Write the material out again, line by line, exactly as it is.

--- START INPUT ---

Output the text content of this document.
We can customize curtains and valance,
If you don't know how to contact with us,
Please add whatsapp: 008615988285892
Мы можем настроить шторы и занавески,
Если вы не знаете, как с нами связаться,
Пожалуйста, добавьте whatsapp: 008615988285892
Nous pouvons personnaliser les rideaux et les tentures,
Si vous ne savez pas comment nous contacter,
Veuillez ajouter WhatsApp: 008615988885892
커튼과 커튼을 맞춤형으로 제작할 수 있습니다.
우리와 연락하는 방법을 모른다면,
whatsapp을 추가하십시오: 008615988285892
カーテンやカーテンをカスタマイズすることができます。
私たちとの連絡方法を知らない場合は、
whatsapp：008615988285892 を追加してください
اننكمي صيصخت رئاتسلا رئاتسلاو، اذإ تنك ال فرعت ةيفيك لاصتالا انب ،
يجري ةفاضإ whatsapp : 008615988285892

--- END INPUT ---

SOLUTION TO THIS TASK:
Output the text content of this document.
We can customize curtains and valance,
If you don't know how to contact with us,
Please add whatsapp: 008615988285892
Мы можем настроить шторы и занавески,
Если вы не знаете, как с нами связаться,
Пожалуйста, добавьте whatsapp: 008615988285892
Nous pouvons personnaliser les rideaux et les tentures,
Si vous ne savez pas comment nous contacter,
Veuillez ajouter WhatsApp: 008615988885892
커튼과 커튼을 맞춤형으로 제작할 수 있습니다.
우리와 연락하는 방법을 모른다면,
whatsapp을 추가하십시오: 008615988285892
カーテンやカーテンをカスタマイズすることができます。
私たちとの連絡方法を知らない場合は、
whatsapp：008615988285892 を追加してください
اننكمي صيصخت رئاتسلا رئاتسلاو، اذإ تنك ال فرعت ةيفيك لاصتالا انب ،
يجري ةفاضإ whatsapp : 008615988285892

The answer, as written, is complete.